STATED PROBLEM:
The records that follow should be retyped word for word.

DATA FOR PROCESSING:
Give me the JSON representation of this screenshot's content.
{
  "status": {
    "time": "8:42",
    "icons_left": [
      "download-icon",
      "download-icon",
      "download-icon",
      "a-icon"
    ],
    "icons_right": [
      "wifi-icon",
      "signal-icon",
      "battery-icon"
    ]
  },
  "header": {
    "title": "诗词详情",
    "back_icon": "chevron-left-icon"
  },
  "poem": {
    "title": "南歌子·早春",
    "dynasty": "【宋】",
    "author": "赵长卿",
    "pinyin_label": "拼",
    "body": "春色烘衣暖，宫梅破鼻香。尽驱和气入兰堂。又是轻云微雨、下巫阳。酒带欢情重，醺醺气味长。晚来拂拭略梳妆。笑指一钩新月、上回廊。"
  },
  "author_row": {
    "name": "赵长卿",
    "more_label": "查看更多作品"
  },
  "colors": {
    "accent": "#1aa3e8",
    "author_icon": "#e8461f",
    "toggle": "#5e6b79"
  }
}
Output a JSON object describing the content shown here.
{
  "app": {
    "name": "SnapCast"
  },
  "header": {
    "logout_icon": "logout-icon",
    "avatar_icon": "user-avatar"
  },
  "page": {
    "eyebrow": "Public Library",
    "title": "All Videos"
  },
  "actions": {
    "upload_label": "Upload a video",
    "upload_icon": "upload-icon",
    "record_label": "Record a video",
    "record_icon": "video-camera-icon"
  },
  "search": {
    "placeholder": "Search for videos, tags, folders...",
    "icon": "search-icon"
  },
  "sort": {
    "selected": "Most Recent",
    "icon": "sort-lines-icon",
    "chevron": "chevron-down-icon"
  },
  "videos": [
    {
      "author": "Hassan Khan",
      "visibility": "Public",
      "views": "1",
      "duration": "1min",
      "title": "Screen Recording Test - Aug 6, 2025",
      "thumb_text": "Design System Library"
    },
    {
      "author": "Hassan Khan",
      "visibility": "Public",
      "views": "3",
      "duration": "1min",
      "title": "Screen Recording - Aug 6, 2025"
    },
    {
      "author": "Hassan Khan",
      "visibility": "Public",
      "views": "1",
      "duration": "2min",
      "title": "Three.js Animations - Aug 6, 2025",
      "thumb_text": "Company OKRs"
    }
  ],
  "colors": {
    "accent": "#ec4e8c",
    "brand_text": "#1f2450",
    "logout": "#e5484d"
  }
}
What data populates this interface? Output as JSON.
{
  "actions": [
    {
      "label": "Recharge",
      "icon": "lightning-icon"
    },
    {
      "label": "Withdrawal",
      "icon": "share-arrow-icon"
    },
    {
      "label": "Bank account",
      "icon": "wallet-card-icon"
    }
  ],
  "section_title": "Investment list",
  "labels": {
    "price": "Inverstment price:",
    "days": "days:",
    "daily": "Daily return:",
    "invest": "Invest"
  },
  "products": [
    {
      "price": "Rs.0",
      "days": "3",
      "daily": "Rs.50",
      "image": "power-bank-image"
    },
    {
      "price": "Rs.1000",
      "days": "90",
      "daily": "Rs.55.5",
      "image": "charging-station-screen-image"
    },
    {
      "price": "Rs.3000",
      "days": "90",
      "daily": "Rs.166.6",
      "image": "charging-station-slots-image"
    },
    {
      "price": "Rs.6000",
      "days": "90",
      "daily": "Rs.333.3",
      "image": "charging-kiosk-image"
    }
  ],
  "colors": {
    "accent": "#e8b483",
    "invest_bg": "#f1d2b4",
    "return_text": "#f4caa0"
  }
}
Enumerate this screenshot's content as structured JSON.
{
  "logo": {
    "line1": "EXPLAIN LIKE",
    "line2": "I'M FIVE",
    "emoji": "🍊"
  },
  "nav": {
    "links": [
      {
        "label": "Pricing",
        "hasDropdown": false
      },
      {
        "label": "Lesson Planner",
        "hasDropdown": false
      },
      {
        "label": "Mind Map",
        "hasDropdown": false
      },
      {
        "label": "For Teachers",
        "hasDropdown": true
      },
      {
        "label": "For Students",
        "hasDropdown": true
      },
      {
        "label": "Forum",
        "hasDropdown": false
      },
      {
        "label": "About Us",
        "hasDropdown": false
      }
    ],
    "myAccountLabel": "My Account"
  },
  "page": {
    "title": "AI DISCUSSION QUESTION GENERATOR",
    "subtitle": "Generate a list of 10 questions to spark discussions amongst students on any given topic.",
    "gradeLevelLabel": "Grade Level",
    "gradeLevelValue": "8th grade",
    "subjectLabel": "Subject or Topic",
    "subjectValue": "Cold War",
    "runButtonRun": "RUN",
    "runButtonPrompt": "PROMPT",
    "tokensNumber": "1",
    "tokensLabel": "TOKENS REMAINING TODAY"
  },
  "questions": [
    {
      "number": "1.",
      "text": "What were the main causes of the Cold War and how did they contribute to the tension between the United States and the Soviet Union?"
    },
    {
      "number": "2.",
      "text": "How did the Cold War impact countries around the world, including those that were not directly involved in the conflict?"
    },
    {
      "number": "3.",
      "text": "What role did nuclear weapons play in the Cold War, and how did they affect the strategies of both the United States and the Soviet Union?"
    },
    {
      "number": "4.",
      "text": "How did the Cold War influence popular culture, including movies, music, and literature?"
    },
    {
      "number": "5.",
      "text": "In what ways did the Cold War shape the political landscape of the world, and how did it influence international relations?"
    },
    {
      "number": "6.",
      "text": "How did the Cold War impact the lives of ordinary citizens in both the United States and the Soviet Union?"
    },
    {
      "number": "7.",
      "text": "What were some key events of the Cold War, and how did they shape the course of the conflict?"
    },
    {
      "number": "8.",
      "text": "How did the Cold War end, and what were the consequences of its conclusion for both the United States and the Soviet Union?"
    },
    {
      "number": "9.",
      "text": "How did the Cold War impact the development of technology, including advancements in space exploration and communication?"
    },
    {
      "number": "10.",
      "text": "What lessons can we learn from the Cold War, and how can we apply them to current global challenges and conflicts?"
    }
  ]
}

WRITTEN ANSWER:
Give me the JSON representation of this screenshot's content.
{
  "status": {
    "time": "8:42",
    "icons_left": [
      "download-icon",
      "download-icon",
      "download-icon",
      "a-icon"
    ],
    "icons_right": [
      "wifi-icon",
      "signal-icon",
      "battery-icon"
    ]
  },
  "header": {
    "title": "诗词详情",
    "back_icon": "chevron-left-icon"
  },
  "poem": {
    "title": "南歌子·早春",
    "dynasty": "【宋】",
    "author": "赵长卿",
    "pinyin_label": "拼",
    "body": "春色烘衣暖，宫梅破鼻香。尽驱和气入兰堂。又是轻云微雨、下巫阳。酒带欢情重，醺醺气味长。晚来拂拭略梳妆。笑指一钩新月、上回廊。"
  },
  "author_row": {
    "name": "赵长卿",
    "more_label": "查看更多作品"
  },
  "colors": {
    "accent": "#1aa3e8",
    "author_icon": "#e8461f",
    "toggle": "#5e6b79"
  }
}
Output a JSON object describing the content shown here.
{
  "app": {
    "name": "SnapCast"
  },
  "header": {
    "logout_icon": "logout-icon",
    "avatar_icon": "user-avatar"
  },
  "page": {
    "eyebrow": "Public Library",
    "title": "All Videos"
  },
  "actions": {
    "upload_label": "Upload a video",
    "upload_icon": "upload-icon",
    "record_label": "Record a video",
    "record_icon": "video-camera-icon"
  },
  "search": {
    "placeholder": "Search for videos, tags, folders...",
    "icon": "search-icon"
  },
  "sort": {
    "selected": "Most Recent",
    "icon": "sort-lines-icon",
    "chevron": "chevron-down-icon"
  },
  "videos": [
    {
      "author": "Hassan Khan",
      "visibility": "Public",
      "views": "1",
      "duration": "1min",
      "title": "Screen Recording Test - Aug 6, 2025",
      "thumb_text": "Design System Library"
    },
    {
      "author": "Hassan Khan",
      "visibility": "Public",
      "views": "3",
      "duration": "1min",
      "title": "Screen Recording - Aug 6, 2025"
    },
    {
      "author": "Hassan Khan",
      "visibility": "Public",
      "views": "1",
      "duration": "2min",
      "title": "Three.js Animations - Aug 6, 2025",
      "thumb_text": "Company OKRs"
    }
  ],
  "colors": {
    "accent": "#ec4e8c",
    "brand_text": "#1f2450",
    "logout": "#e5484d"
  }
}
What data populates this interface? Output as JSON.
{
  "actions": [
    {
      "label": "Recharge",
      "icon": "lightning-icon"
    },
    {
      "label": "Withdrawal",
      "icon": "share-arrow-icon"
    },
    {
      "label": "Bank account",
      "icon": "wallet-card-icon"
    }
  ],
  "section_title": "Investment list",
  "labels": {
    "price": "Inverstment price:",
    "days": "days:",
    "daily": "Daily return:",
    "invest": "Invest"
  },
  "products": [
    {
      "price": "Rs.0",
      "days": "3",
      "daily": "Rs.50",
      "image": "power-bank-image"
    },
    {
      "price": "Rs.1000",
      "days": "90",
      "daily": "Rs.55.5",
      "image": "charging-station-screen-image"
    },
    {
      "price": "Rs.3000",
      "days": "90",
      "daily": "Rs.166.6",
      "image": "charging-station-slots-image"
    },
    {
      "price": "Rs.6000",
      "days": "90",
      "daily": "Rs.333.3",
      "image": "charging-kiosk-image"
    }
  ],
  "colors": {
    "accent": "#e8b483",
    "invest_bg": "#f1d2b4",
    "return_text": "#f4caa0"
  }
}
Enumerate this screenshot's content as structured JSON.
{
  "logo": {
    "line1": "EXPLAIN LIKE",
    "line2": "I'M FIVE",
    "emoji": "🍊"
  },
  "nav": {
    "links": [
      {
        "label": "Pricing",
        "hasDropdown": false
      },
      {
        "label": "Lesson Planner",
        "hasDropdown": false
      },
      {
        "label": "Mind Map",
        "hasDropdown": false
      },
      {
        "label": "For Teachers",
        "hasDropdown": true
      },
      {
        "label": "For Students",
        "hasDropdown": true
      },
      {
        "label": "Forum",
        "hasDropdown": false
      },
      {
        "label": "About Us",
        "hasDropdown": false
      }
    ],
    "myAccountLabel": "My Account"
  },
  "page": {
    "title": "AI DISCUSSION QUESTION GENERATOR",
    "subtitle": "Generate a list of 10 questions to spark discussions amongst students on any given topic.",
    "gradeLevelLabel": "Grade Level",
    "gradeLevelValue": "8th grade",
    "subjectLabel": "Subject or Topic",
    "subjectValue": "Cold War",
    "runButtonRun": "RUN",
    "runButtonPrompt": "PROMPT",
    "tokensNumber": "1",
    "tokensLabel": "TOKENS REMAINING TODAY"
  },
  "questions": [
    {
      "number": "1.",
      "text": "What were the main causes of the Cold War and how did they contribute to the tension between the United States and the Soviet Union?"
    },
    {
      "number": "2.",
      "text": "How did the Cold War impact countries around the world, including those that were not directly involved in the conflict?"
    },
    {
      "number": "3.",
      "text": "What role did nuclear weapons play in the Cold War, and how did they affect the strategies of both the United States and the Soviet Union?"
    },
    {
      "number": "4.",
      "text": "How did the Cold War influence popular culture, including movies, music, and literature?"
    },
    {
      "number": "5.",
      "text": "In what ways did the Cold War shape the political landscape of the world, and how did it influence international relations?"
    },
    {
      "number": "6.",
      "text": "How did the Cold War impact the lives of ordinary citizens in both the United States and the Soviet Union?"
    },
    {
      "number": "7.",
      "text": "What were some key events of the Cold War, and how did they shape the course of the conflict?"
    },
    {
      "number": "8.",
      "text": "How did the Cold War end, and what were the consequences of its conclusion for both the United States and the Soviet Union?"
    },
    {
      "number": "9.",
      "text": "How did the Cold War impact the development of technology, including advancements in space exploration and communication?"
    },
    {
      "number": "10.",
      "text": "What lessons can we learn from the Cold War, and how can we apply them to current global challenges and conflicts?"
    }
  ]
}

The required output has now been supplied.